THE PROBLEM: Of all the lines in the data below, how many contain "point"? Report that number alone.
───── SUPPLIED INFORMATION ─────
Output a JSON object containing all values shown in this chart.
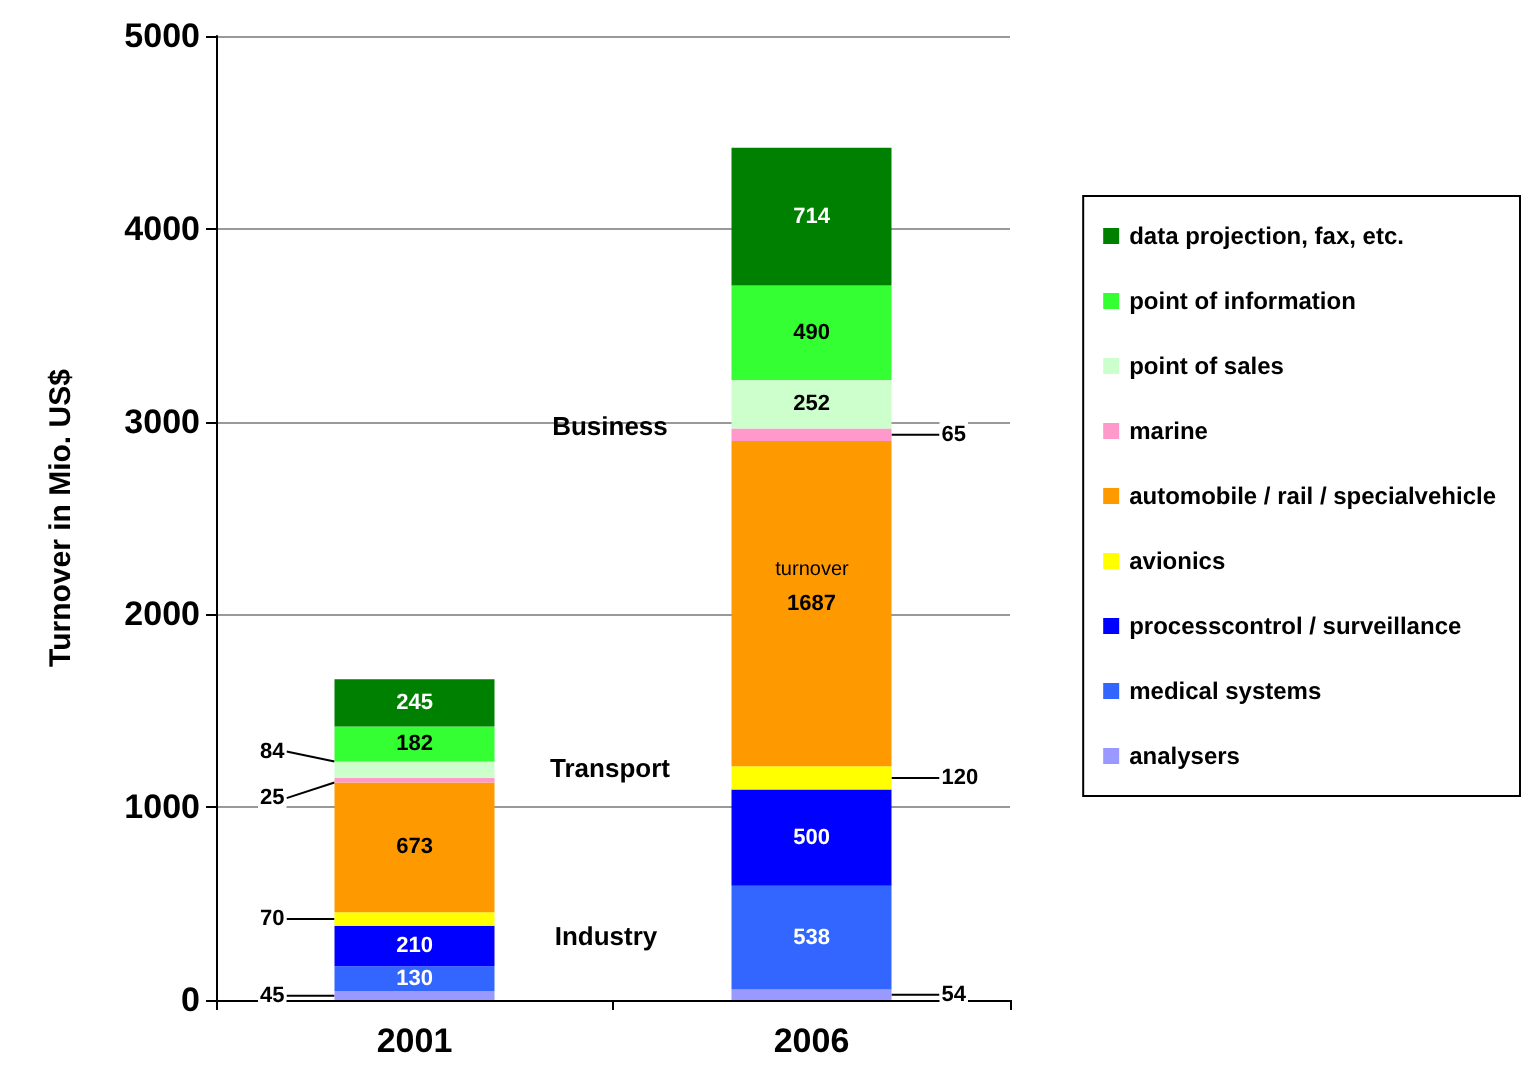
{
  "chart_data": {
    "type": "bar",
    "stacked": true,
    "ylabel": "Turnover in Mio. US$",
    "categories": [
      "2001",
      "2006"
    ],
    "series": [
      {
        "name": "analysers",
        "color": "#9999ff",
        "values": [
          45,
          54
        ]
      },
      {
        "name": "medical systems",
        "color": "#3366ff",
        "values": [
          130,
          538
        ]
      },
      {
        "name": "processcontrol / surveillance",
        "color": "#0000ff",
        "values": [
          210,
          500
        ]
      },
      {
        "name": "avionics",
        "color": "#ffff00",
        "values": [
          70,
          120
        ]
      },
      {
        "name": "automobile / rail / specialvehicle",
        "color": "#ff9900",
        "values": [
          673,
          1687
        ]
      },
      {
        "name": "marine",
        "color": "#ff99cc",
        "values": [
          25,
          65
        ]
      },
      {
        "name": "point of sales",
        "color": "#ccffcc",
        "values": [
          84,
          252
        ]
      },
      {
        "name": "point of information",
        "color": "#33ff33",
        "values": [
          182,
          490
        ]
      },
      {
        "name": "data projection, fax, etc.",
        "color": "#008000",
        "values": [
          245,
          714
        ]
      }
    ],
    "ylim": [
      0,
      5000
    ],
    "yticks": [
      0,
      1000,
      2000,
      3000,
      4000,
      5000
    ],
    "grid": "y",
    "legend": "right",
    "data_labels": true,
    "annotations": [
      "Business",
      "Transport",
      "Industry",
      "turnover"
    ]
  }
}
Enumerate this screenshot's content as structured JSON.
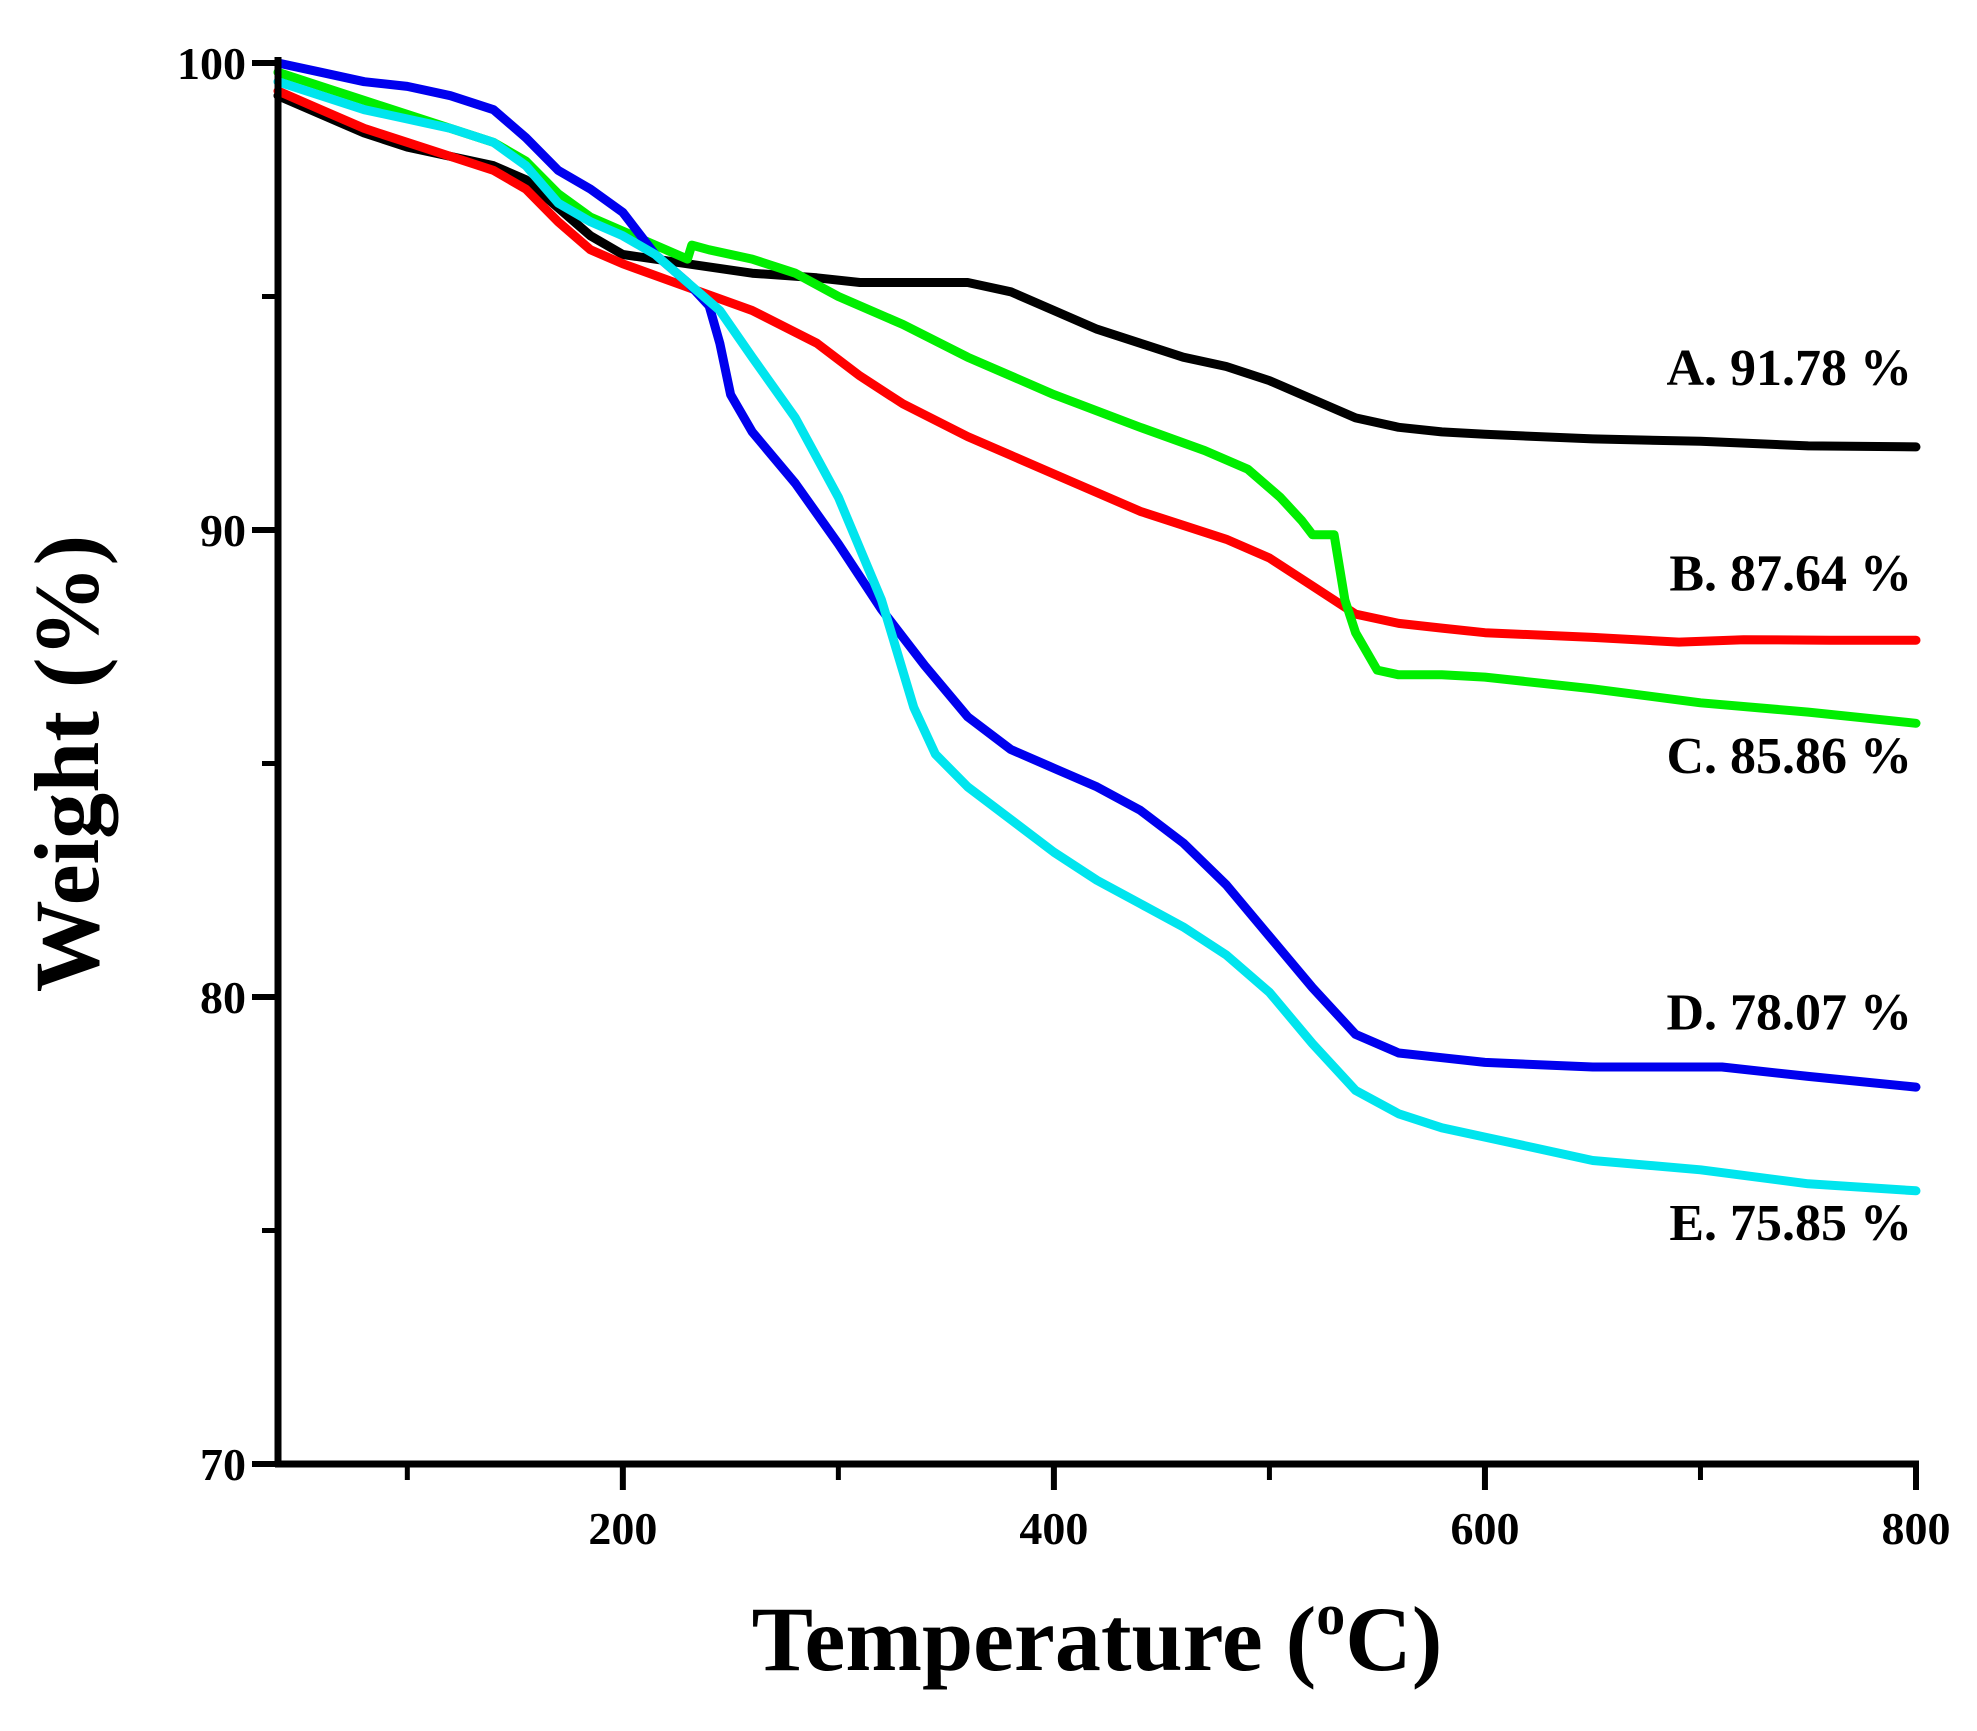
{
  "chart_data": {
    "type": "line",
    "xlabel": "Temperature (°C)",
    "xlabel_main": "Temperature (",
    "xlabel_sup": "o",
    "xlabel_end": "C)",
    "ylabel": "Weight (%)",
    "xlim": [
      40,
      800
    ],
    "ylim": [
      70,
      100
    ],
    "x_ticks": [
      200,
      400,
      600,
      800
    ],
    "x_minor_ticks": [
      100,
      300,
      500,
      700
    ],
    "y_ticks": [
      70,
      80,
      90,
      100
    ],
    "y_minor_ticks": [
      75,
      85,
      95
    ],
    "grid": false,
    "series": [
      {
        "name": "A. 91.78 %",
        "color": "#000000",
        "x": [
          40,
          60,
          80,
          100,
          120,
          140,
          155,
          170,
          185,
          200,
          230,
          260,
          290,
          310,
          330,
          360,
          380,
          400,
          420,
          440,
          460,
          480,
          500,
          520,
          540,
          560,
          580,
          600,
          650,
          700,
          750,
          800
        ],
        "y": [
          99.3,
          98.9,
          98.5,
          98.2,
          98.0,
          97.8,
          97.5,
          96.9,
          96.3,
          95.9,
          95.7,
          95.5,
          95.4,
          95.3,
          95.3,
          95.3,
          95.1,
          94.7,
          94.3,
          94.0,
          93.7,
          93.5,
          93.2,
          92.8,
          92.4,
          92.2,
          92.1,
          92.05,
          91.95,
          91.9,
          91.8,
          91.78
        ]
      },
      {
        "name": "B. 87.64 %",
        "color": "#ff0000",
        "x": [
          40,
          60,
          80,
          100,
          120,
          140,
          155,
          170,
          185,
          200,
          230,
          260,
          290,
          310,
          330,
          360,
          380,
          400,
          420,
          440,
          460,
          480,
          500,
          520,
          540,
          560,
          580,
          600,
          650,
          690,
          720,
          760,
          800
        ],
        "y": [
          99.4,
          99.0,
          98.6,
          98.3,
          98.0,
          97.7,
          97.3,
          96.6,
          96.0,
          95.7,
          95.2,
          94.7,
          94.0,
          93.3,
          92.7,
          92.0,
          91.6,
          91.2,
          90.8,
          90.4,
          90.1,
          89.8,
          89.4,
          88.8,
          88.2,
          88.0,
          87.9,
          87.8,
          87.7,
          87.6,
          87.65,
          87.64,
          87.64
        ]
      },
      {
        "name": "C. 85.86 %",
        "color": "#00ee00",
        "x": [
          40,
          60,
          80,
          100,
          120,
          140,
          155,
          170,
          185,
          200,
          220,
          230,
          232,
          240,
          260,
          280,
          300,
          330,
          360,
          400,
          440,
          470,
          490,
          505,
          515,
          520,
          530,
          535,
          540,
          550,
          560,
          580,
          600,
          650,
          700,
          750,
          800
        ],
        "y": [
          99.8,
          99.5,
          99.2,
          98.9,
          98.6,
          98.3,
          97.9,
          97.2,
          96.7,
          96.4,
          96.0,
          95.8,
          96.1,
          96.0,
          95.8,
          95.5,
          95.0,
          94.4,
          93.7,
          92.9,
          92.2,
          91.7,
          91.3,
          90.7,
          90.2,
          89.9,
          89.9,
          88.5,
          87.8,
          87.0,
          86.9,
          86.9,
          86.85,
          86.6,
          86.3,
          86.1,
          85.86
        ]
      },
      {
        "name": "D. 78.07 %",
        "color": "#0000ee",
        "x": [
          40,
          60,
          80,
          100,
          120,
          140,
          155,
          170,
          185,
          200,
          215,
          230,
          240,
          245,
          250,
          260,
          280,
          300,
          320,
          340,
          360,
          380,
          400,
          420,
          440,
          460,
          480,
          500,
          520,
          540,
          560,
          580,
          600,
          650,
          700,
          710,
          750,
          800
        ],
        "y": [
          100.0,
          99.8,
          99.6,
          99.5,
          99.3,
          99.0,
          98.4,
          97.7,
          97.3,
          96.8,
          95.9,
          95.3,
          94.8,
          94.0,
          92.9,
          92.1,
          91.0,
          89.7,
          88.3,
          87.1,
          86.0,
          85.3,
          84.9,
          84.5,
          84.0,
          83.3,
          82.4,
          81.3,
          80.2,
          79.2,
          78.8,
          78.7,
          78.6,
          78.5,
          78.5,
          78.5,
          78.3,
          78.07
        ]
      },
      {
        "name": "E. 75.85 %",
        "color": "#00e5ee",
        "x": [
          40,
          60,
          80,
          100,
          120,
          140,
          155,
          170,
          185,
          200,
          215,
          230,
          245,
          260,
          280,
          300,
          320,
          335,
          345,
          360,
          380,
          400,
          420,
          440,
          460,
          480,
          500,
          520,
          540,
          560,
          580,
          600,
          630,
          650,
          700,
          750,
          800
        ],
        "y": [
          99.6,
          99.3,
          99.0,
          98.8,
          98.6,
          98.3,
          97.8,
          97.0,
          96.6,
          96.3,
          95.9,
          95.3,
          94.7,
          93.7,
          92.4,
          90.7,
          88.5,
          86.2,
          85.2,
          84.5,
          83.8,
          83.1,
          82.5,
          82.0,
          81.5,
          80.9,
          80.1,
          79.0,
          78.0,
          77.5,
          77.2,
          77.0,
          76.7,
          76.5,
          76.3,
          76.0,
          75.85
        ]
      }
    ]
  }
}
─────
THE COMPLETED TASK: 2